### [TASK GOAL]
Isolate every line in the records below with "name" in it.

### [THE INPUT]

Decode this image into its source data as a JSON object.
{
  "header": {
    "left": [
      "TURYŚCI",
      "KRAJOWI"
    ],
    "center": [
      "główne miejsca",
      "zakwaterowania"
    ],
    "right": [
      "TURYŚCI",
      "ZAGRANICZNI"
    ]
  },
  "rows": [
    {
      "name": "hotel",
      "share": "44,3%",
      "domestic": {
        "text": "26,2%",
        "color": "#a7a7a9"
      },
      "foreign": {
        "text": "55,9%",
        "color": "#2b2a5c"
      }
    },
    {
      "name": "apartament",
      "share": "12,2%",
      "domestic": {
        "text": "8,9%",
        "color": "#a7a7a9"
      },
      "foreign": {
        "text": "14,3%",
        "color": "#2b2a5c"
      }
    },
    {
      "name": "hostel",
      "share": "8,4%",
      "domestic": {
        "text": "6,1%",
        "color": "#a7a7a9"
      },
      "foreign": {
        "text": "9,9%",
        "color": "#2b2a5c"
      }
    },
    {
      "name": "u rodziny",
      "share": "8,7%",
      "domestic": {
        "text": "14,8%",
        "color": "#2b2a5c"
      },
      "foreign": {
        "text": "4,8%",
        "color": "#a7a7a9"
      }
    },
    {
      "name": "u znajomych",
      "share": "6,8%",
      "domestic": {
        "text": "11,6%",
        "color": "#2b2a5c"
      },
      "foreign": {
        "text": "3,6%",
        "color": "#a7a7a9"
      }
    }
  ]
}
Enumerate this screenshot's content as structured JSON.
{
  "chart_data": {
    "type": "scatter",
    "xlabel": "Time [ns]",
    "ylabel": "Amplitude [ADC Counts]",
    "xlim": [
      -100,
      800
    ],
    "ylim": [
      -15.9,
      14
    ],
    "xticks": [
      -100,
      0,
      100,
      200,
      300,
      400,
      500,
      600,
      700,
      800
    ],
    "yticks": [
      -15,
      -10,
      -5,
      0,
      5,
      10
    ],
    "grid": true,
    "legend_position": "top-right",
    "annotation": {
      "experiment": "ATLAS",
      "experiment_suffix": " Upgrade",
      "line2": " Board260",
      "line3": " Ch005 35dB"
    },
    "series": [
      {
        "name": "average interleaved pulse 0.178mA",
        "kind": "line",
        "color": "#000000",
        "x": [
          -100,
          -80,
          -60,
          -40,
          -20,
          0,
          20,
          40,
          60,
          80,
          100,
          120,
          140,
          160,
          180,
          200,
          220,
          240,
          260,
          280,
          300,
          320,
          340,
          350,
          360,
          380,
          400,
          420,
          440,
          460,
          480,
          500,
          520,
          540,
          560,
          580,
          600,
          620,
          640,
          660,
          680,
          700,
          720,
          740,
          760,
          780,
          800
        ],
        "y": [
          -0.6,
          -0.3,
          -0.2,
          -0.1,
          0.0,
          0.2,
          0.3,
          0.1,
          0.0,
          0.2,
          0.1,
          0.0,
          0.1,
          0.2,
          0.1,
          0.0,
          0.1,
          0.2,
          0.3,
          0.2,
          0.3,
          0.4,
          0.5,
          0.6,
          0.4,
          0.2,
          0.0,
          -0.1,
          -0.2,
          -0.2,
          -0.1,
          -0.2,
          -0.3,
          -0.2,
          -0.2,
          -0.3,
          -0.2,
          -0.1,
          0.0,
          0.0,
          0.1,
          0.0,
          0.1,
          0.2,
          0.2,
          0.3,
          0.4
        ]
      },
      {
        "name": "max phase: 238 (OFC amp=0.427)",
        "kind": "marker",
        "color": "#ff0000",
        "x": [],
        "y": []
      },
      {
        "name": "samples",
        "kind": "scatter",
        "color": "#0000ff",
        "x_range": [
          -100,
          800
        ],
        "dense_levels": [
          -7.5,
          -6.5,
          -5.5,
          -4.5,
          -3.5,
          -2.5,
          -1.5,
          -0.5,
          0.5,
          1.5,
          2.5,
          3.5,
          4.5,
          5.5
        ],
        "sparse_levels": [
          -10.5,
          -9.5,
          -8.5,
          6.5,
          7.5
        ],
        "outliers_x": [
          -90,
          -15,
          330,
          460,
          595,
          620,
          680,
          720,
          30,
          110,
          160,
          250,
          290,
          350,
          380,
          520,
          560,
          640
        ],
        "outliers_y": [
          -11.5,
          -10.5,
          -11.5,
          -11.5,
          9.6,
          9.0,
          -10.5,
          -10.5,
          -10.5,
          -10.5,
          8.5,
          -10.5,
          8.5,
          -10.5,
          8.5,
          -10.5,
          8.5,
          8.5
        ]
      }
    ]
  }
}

### [SOLUTION FOR THIS EXERCISE]
      "name": "hotel",
      "name": "apartament",
      "name": "hostel",
      "name": "u rodziny",
      "name": "u znajomych",
        "name": "average interleaved pulse 0.178mA",
        "name": "max phase: 238 (OFC amp=0.427)",
        "name": "samples",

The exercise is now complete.